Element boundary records
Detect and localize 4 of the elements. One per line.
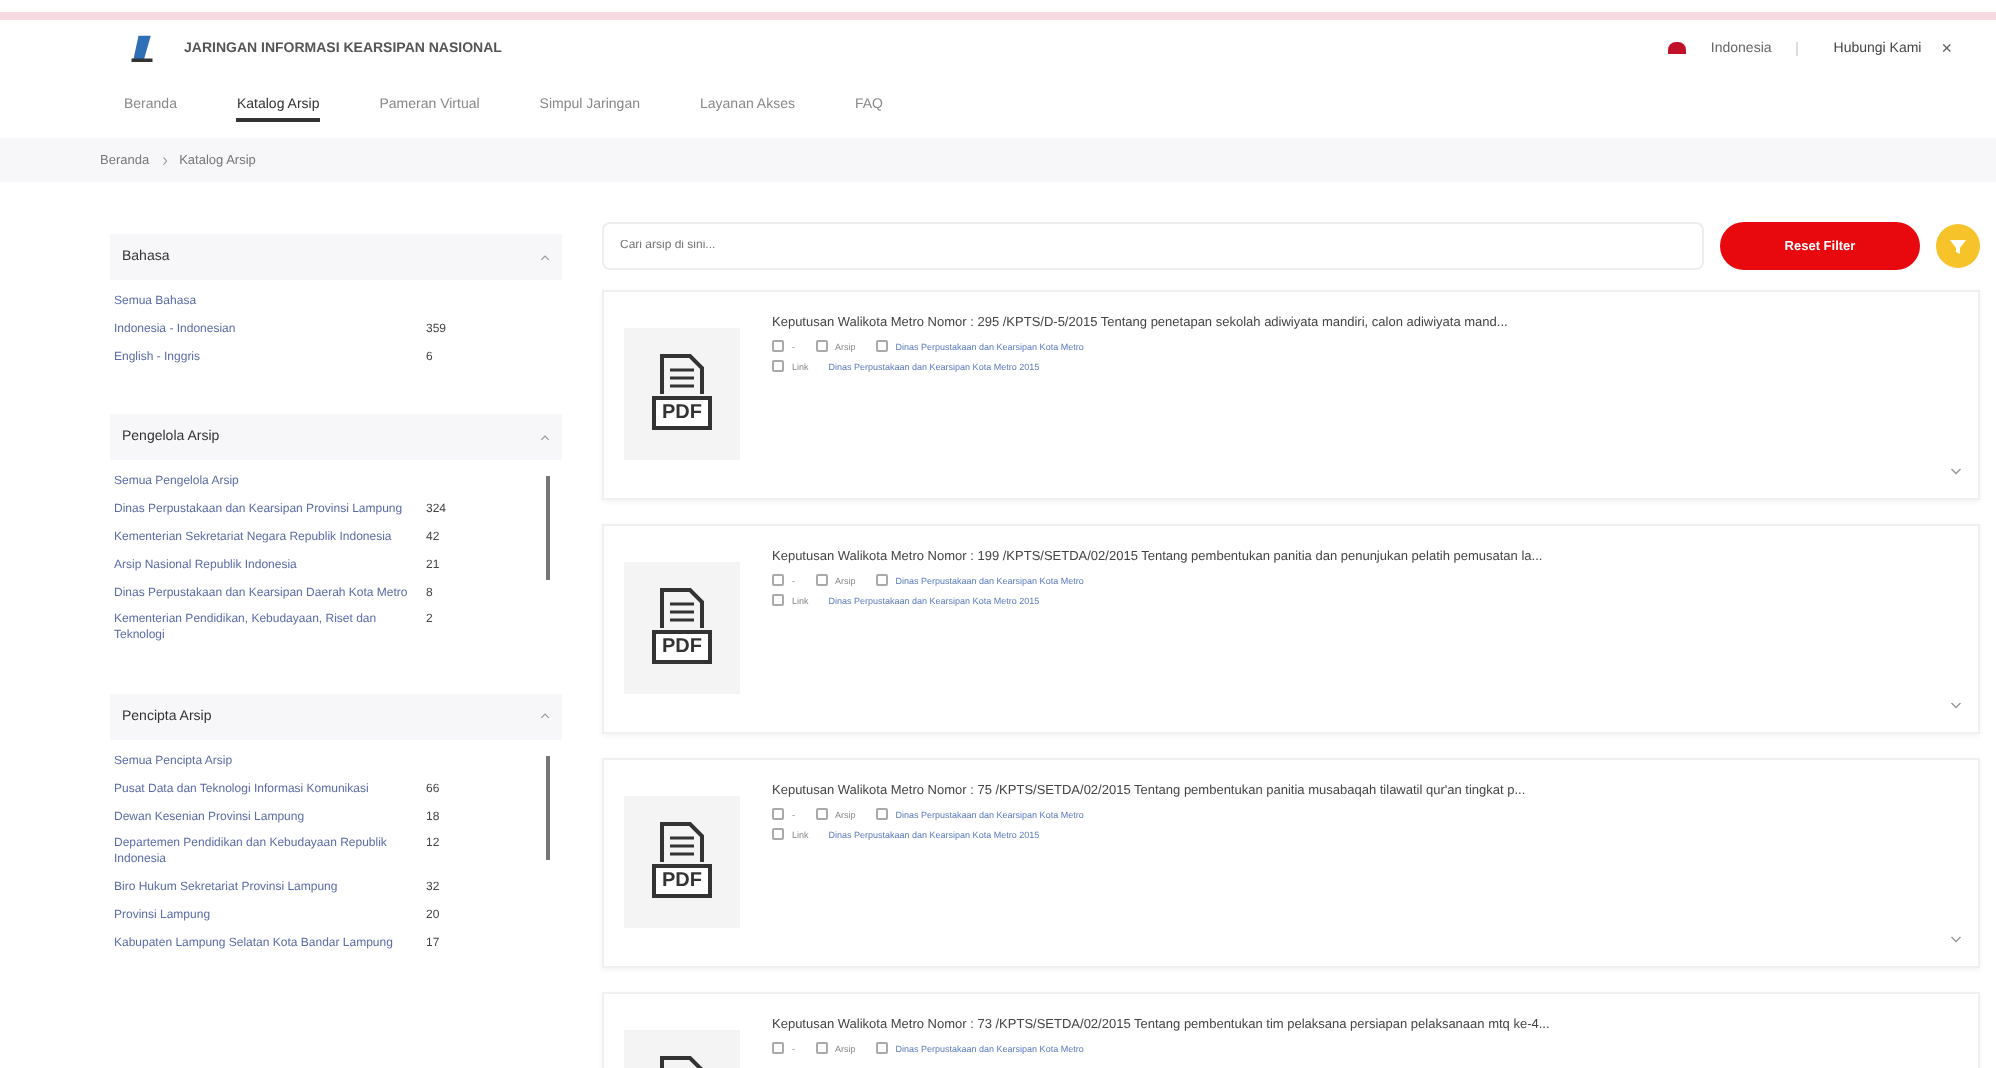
pdf-label: PDF [652, 630, 712, 664]
close-button[interactable]: × [1937, 38, 1956, 58]
pdf-label: PDF [652, 864, 712, 898]
pdf-label: PDF [652, 396, 712, 430]
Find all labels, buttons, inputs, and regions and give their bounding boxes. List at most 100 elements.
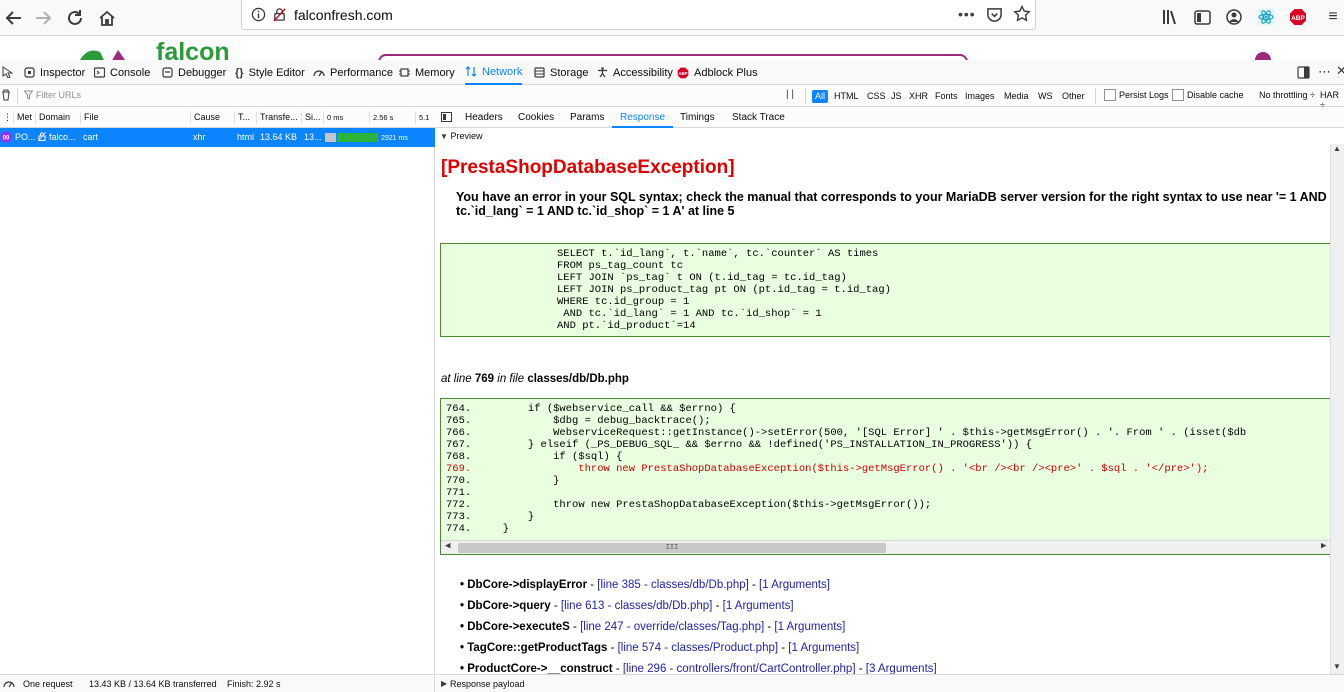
tab-style-editor[interactable]: {} Style Editor	[235, 60, 305, 85]
cart-badge[interactable]	[1255, 52, 1271, 60]
info-icon[interactable]	[251, 7, 266, 25]
filter-fonts[interactable]: Fonts	[932, 90, 961, 103]
trace-separator: -	[778, 642, 789, 654]
tab-accessibility[interactable]: Accessibility	[597, 60, 673, 85]
col-file[interactable]: File	[80, 111, 190, 124]
list-item: • DbCore->displayError - [line 385 - cla…	[460, 579, 830, 591]
col-type[interactable]: T...	[234, 111, 256, 124]
tab-performance[interactable]: Performance	[313, 60, 393, 85]
filter-urls-input[interactable]: Filter URLs	[36, 90, 81, 100]
react-devtools-icon[interactable]	[1255, 6, 1277, 28]
scroll-left-icon[interactable]: ◀	[445, 541, 450, 551]
tab-debugger[interactable]: Debugger	[162, 60, 226, 85]
tab-headers[interactable]: Headers	[465, 107, 503, 128]
filter-all[interactable]: All	[812, 90, 829, 103]
slashed-lock-icon[interactable]	[272, 7, 287, 25]
url-bar[interactable]: falconfresh.com •••	[241, 0, 1036, 30]
trace-arguments-link[interactable]: [1 Arguments]	[723, 600, 794, 612]
filter-other[interactable]: Other	[1059, 90, 1088, 103]
tab-adblock-plus[interactable]: ABP Adblock Plus	[677, 60, 758, 85]
reload-icon[interactable]	[61, 4, 89, 32]
code-line: 770. }	[446, 475, 560, 487]
tab-memory[interactable]: Memory	[399, 60, 455, 85]
bookmark-star-icon[interactable]	[1013, 4, 1031, 26]
trace-source-link[interactable]: [line 613 - classes/db/Db.php]	[561, 600, 713, 612]
trace-arguments-link[interactable]: [3 Arguments]	[866, 663, 937, 674]
col-status[interactable]: ⋮	[0, 111, 12, 124]
trace-separator: -	[855, 663, 866, 674]
col-method[interactable]: Met	[13, 111, 35, 124]
menu-icon[interactable]: ≡	[1322, 6, 1344, 28]
adblock-plus-icon[interactable]: ABP	[1287, 6, 1309, 28]
col-transferred[interactable]: Transfe...	[256, 111, 301, 124]
sql-line: LEFT JOIN ps_product_tag pt ON (pt.id_ta…	[557, 284, 891, 296]
scroll-down-icon[interactable]: ▼	[1333, 662, 1341, 671]
sql-line: WHERE tc.id_group = 1	[557, 296, 690, 308]
falcon-logo-icon	[80, 50, 126, 60]
sql-line: LEFT JOIN `ps_tag` t ON (t.id_tag = tc.i…	[557, 272, 847, 284]
element-picker-icon[interactable]	[2, 66, 14, 81]
home-icon[interactable]	[93, 4, 121, 32]
close-devtools-icon[interactable]: ✕	[1336, 63, 1344, 79]
filter-css[interactable]: CSS	[864, 90, 889, 103]
dock-icon[interactable]	[1297, 66, 1310, 82]
disable-cache-checkbox[interactable]	[1172, 89, 1184, 101]
trace-arguments-link[interactable]: [1 Arguments]	[759, 579, 830, 591]
tab-response[interactable]: Response	[612, 107, 674, 128]
trace-arguments-link[interactable]: [1 Arguments]	[774, 621, 845, 633]
page-actions-icon[interactable]: •••	[958, 6, 976, 22]
toggle-sidebar-icon[interactable]	[441, 112, 452, 125]
col-domain[interactable]: Domain	[35, 111, 80, 124]
vertical-scrollbar[interactable]: ▲ ▼	[1330, 144, 1344, 674]
row-type: html	[237, 132, 255, 142]
abp-icon: ABP	[677, 67, 689, 78]
response-payload-bar[interactable]: ▶ Response payload	[436, 674, 1344, 692]
tab-params[interactable]: Params	[570, 107, 604, 128]
tab-network[interactable]: Network	[465, 60, 523, 85]
response-preview: [PrestaShopDatabaseException] You have a…	[436, 144, 1330, 674]
tab-timings[interactable]: Timings	[680, 107, 715, 128]
trace-source-link[interactable]: [line 296 - controllers/front/CartContro…	[623, 663, 856, 674]
options-icon[interactable]: ⋯	[1318, 64, 1331, 80]
pocket-icon[interactable]	[986, 6, 1003, 26]
trash-icon[interactable]	[1, 89, 11, 104]
account-icon[interactable]	[1223, 6, 1245, 28]
forward-arrow-icon[interactable]	[29, 4, 57, 32]
tab-inspector[interactable]: Inspector	[24, 60, 85, 85]
back-arrow-icon[interactable]	[0, 4, 28, 32]
trace-source-link[interactable]: [line 247 - override/classes/Tag.php]	[580, 621, 764, 633]
tab-cookies[interactable]: Cookies	[518, 107, 554, 128]
scroll-right-icon[interactable]: ▶	[1321, 541, 1326, 551]
url-text[interactable]: falconfresh.com	[294, 7, 393, 23]
filter-html[interactable]: HTML	[831, 90, 862, 103]
trace-source-link[interactable]: [line 574 - classes/Product.php]	[618, 642, 778, 654]
preview-section-header[interactable]: ▼ Preview	[436, 128, 1344, 144]
library-icon[interactable]	[1160, 6, 1182, 28]
table-row[interactable]: 00 PO... falco... cart xhr html 13.64 KB…	[0, 128, 435, 147]
filter-images[interactable]: Images	[962, 90, 998, 103]
filter-js[interactable]: JS	[888, 90, 905, 103]
horizontal-scrollbar[interactable]: ◀ III ▶	[441, 540, 1330, 554]
scroll-up-icon[interactable]: ▲	[1333, 144, 1341, 153]
trace-separator: -	[569, 621, 581, 633]
trace-source-link[interactable]: [line 385 - classes/db/Db.php]	[597, 579, 749, 591]
request-list: ⋮ Met Domain File Cause T... Transfe... …	[0, 107, 435, 674]
tab-console-label: Console	[110, 66, 151, 79]
tab-storage[interactable]: Storage	[534, 60, 589, 85]
col-cause[interactable]: Cause	[190, 111, 234, 124]
filter-media[interactable]: Media	[1001, 90, 1032, 103]
pause-button[interactable]: | |	[786, 89, 794, 100]
throttling-select[interactable]: No throttling ÷	[1259, 90, 1315, 100]
trace-arguments-link[interactable]: [1 Arguments]	[788, 642, 859, 654]
col-size[interactable]: Si...	[301, 111, 323, 124]
persist-logs-checkbox[interactable]	[1104, 89, 1116, 101]
tab-console[interactable]: Console	[94, 60, 150, 85]
trace-separator: -	[607, 642, 618, 654]
sidebar-icon[interactable]	[1191, 6, 1213, 28]
tab-stack-trace[interactable]: Stack Trace	[732, 107, 785, 128]
performance-analysis-icon[interactable]	[3, 677, 15, 691]
horizontal-scroll-thumb[interactable]: III	[458, 543, 886, 553]
filter-ws[interactable]: WS	[1035, 90, 1056, 103]
trace-function: TagCore::getProductTags	[467, 642, 608, 654]
filter-xhr[interactable]: XHR	[906, 90, 931, 103]
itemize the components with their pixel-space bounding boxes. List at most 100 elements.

[WHAT YOU HAVE TO DO]
Could you switch "trace-separator" to "trace-divider" throughout the entries above and write them all out again otherwise unchanged, leaving out the pictures?

[FULL ANSWER]
Detect and localize 4 of the elements. One per line.
pdf-label: PDF [652, 630, 712, 664]
close-button[interactable]: × [1937, 38, 1956, 58]
pdf-label: PDF [652, 864, 712, 898]
pdf-label: PDF [652, 396, 712, 430]
Find all labels, buttons, inputs, and regions and give their bounding boxes. List at most 100 elements.
tab-style-editor[interactable]: {} Style Editor	[235, 60, 305, 85]
cart-badge[interactable]	[1255, 52, 1271, 60]
info-icon[interactable]	[251, 7, 266, 25]
filter-fonts[interactable]: Fonts	[932, 90, 961, 103]
trace-divider: -	[778, 642, 789, 654]
tab-accessibility[interactable]: Accessibility	[597, 60, 673, 85]
col-file[interactable]: File	[80, 111, 190, 124]
list-item: • DbCore->displayError - [line 385 - cla…	[460, 579, 830, 591]
col-type[interactable]: T...	[234, 111, 256, 124]
tab-performance[interactable]: Performance	[313, 60, 393, 85]
filter-urls-input[interactable]: Filter URLs	[36, 90, 81, 100]
react-devtools-icon[interactable]	[1255, 6, 1277, 28]
scroll-left-icon[interactable]: ◀	[445, 541, 450, 551]
tab-debugger[interactable]: Debugger	[162, 60, 226, 85]
tab-headers[interactable]: Headers	[465, 107, 503, 128]
filter-all[interactable]: All	[812, 90, 829, 103]
slashed-lock-icon[interactable]	[272, 7, 287, 25]
url-bar[interactable]: falconfresh.com •••	[241, 0, 1036, 30]
trace-arguments-link[interactable]: [1 Arguments]	[723, 600, 794, 612]
filter-other[interactable]: Other	[1059, 90, 1088, 103]
tab-adblock-plus[interactable]: ABP Adblock Plus	[677, 60, 758, 85]
reload-icon[interactable]	[61, 4, 89, 32]
code-line: 770. }	[446, 475, 560, 487]
tab-memory[interactable]: Memory	[399, 60, 455, 85]
bookmark-star-icon[interactable]	[1013, 4, 1031, 26]
trace-source-link[interactable]: [line 613 - classes/db/Db.php]	[561, 600, 713, 612]
trace-arguments-link[interactable]: [3 Arguments]	[866, 663, 937, 674]
col-status[interactable]: ⋮	[0, 111, 12, 124]
trace-divider: -	[855, 663, 866, 674]
col-method[interactable]: Met	[13, 111, 35, 124]
menu-icon[interactable]: ≡	[1322, 6, 1344, 28]
adblock-plus-icon[interactable]: ABP	[1287, 6, 1309, 28]
col-transferred[interactable]: Transfe...	[256, 111, 301, 124]
sql-line: LEFT JOIN ps_product_tag pt ON (pt.id_ta…	[557, 284, 891, 296]
scroll-down-icon[interactable]: ▼	[1333, 662, 1341, 671]
sql-line: WHERE tc.id_group = 1	[557, 296, 690, 308]
falcon-logo-icon	[80, 50, 126, 60]
sql-line: LEFT JOIN `ps_tag` t ON (t.id_tag = tc.i…	[557, 272, 847, 284]
element-picker-icon[interactable]	[2, 66, 14, 81]
home-icon[interactable]	[93, 4, 121, 32]
close-devtools-icon[interactable]: ✕	[1336, 63, 1344, 79]
filter-css[interactable]: CSS	[864, 90, 889, 103]
dock-icon[interactable]	[1297, 66, 1310, 82]
disable-cache-checkbox[interactable]	[1172, 89, 1184, 101]
trace-arguments-link[interactable]: [1 Arguments]	[759, 579, 830, 591]
tab-response[interactable]: Response	[612, 107, 674, 128]
trace-arguments-link[interactable]: [1 Arguments]	[774, 621, 845, 633]
page-actions-icon[interactable]: •••	[958, 6, 976, 22]
toggle-sidebar-icon[interactable]	[441, 112, 452, 125]
col-domain[interactable]: Domain	[35, 111, 80, 124]
vertical-scrollbar[interactable]: ▲ ▼	[1330, 144, 1344, 674]
row-type: html	[237, 132, 255, 142]
abp-icon: ABP	[677, 67, 689, 78]
response-payload-bar[interactable]: ▶ Response payload	[436, 674, 1344, 692]
tab-params[interactable]: Params	[570, 107, 604, 128]
tab-network[interactable]: Network	[465, 60, 523, 85]
response-preview: [PrestaShopDatabaseException] You have a…	[436, 144, 1330, 674]
tab-timings[interactable]: Timings	[680, 107, 715, 128]
trace-source-link[interactable]: [line 296 - controllers/front/CartContro…	[623, 663, 856, 674]
options-icon[interactable]: ⋯	[1318, 64, 1331, 80]
pocket-icon[interactable]	[986, 6, 1003, 26]
trash-icon[interactable]	[1, 89, 11, 104]
account-icon[interactable]	[1223, 6, 1245, 28]
forward-arrow-icon[interactable]	[29, 4, 57, 32]
tab-inspector[interactable]: Inspector	[24, 60, 85, 85]
back-arrow-icon[interactable]	[0, 4, 28, 32]
trace-source-link[interactable]: [line 247 - override/classes/Tag.php]	[580, 621, 764, 633]
tab-cookies[interactable]: Cookies	[518, 107, 554, 128]
scroll-right-icon[interactable]: ▶	[1321, 541, 1326, 551]
url-text[interactable]: falconfresh.com	[294, 7, 393, 23]
filter-html[interactable]: HTML	[831, 90, 862, 103]
trace-source-link[interactable]: [line 574 - classes/Product.php]	[618, 642, 778, 654]
preview-section-header[interactable]: ▼ Preview	[436, 128, 1344, 144]
library-icon[interactable]	[1160, 6, 1182, 28]
table-row[interactable]: 00 PO... falco... cart xhr html 13.64 KB…	[0, 128, 435, 147]
filter-images[interactable]: Images	[962, 90, 998, 103]
filter-js[interactable]: JS	[888, 90, 905, 103]
horizontal-scrollbar[interactable]: ◀ III ▶	[441, 540, 1330, 554]
scroll-up-icon[interactable]: ▲	[1333, 144, 1341, 153]
trace-divider: -	[569, 621, 581, 633]
trace-source-link[interactable]: [line 385 - classes/db/Db.php]	[597, 579, 749, 591]
request-list: ⋮ Met Domain File Cause T... Transfe... …	[0, 107, 435, 674]
tab-console-label: Console	[110, 66, 151, 79]
tab-storage[interactable]: Storage	[534, 60, 589, 85]
col-cause[interactable]: Cause	[190, 111, 234, 124]
filter-media[interactable]: Media	[1001, 90, 1032, 103]
pause-button[interactable]: | |	[786, 89, 794, 100]
throttling-select[interactable]: No throttling ÷	[1259, 90, 1315, 100]
trace-arguments-link[interactable]: [1 Arguments]	[788, 642, 859, 654]
col-size[interactable]: Si...	[301, 111, 323, 124]
persist-logs-checkbox[interactable]	[1104, 89, 1116, 101]
tab-console[interactable]: Console	[94, 60, 150, 85]
trace-divider: -	[607, 642, 618, 654]
sidebar-icon[interactable]	[1191, 6, 1213, 28]
tab-stack-trace[interactable]: Stack Trace	[732, 107, 785, 128]
performance-analysis-icon[interactable]	[3, 677, 15, 691]
horizontal-scroll-thumb[interactable]: III	[458, 543, 886, 553]
filter-ws[interactable]: WS	[1035, 90, 1056, 103]
trace-function: TagCore::getProductTags	[467, 642, 608, 654]
filter-xhr[interactable]: XHR	[906, 90, 931, 103]
itemize the components with their pixel-space bounding boxes. List at most 100 elements.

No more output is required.